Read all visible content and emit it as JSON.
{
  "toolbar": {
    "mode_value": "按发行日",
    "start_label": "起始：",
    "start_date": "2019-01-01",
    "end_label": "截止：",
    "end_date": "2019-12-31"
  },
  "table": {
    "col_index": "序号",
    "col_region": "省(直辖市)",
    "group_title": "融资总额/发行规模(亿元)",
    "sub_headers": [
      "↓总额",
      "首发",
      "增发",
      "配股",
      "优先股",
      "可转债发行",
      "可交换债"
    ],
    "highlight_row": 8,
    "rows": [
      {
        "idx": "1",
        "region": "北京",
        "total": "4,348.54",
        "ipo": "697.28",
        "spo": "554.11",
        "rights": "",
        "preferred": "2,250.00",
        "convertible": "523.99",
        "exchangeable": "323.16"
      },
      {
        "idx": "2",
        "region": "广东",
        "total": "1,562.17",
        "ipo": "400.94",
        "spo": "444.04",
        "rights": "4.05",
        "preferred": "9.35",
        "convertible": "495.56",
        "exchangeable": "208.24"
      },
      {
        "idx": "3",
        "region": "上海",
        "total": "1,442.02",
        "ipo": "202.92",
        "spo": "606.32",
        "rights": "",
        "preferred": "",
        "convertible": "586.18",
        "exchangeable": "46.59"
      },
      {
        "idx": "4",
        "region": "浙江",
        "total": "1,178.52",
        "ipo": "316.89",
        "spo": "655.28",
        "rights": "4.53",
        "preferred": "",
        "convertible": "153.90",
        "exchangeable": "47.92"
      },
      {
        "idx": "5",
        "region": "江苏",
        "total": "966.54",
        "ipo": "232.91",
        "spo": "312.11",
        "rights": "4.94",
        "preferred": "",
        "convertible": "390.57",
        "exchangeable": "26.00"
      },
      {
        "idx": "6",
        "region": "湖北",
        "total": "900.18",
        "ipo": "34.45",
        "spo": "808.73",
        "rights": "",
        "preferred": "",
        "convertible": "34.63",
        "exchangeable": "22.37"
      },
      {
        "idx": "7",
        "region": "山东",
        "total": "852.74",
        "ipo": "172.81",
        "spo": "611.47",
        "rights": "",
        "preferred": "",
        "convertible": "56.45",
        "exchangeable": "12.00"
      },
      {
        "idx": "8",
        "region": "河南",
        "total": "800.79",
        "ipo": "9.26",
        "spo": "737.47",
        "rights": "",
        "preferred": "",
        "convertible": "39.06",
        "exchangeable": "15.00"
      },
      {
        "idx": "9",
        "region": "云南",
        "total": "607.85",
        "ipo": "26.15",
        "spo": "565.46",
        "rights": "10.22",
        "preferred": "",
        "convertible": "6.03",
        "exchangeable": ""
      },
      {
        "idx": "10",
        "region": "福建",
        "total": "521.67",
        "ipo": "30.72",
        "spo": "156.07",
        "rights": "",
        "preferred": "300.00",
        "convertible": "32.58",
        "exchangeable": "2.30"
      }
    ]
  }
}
------------------------
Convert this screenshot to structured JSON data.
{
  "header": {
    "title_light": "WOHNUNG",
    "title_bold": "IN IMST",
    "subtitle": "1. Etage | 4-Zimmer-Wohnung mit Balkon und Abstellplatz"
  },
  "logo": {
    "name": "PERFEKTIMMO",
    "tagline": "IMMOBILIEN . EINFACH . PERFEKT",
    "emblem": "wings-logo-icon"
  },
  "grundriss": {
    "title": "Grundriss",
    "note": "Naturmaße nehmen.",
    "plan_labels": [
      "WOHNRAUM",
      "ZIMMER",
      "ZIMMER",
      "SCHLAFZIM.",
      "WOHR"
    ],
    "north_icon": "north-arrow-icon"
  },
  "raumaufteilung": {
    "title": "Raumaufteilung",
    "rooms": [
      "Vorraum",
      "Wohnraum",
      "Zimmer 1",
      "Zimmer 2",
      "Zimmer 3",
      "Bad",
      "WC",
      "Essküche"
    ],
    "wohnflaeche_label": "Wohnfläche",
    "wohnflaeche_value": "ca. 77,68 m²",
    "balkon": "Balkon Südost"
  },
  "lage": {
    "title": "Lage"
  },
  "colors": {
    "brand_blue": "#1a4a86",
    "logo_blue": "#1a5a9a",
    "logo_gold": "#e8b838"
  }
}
------------------------
EXERCISE =>
Among the records above, how many lines carry the string "icon"? Reply with the number alone.

SOLUTION FOR THIS EXERCISE =>
2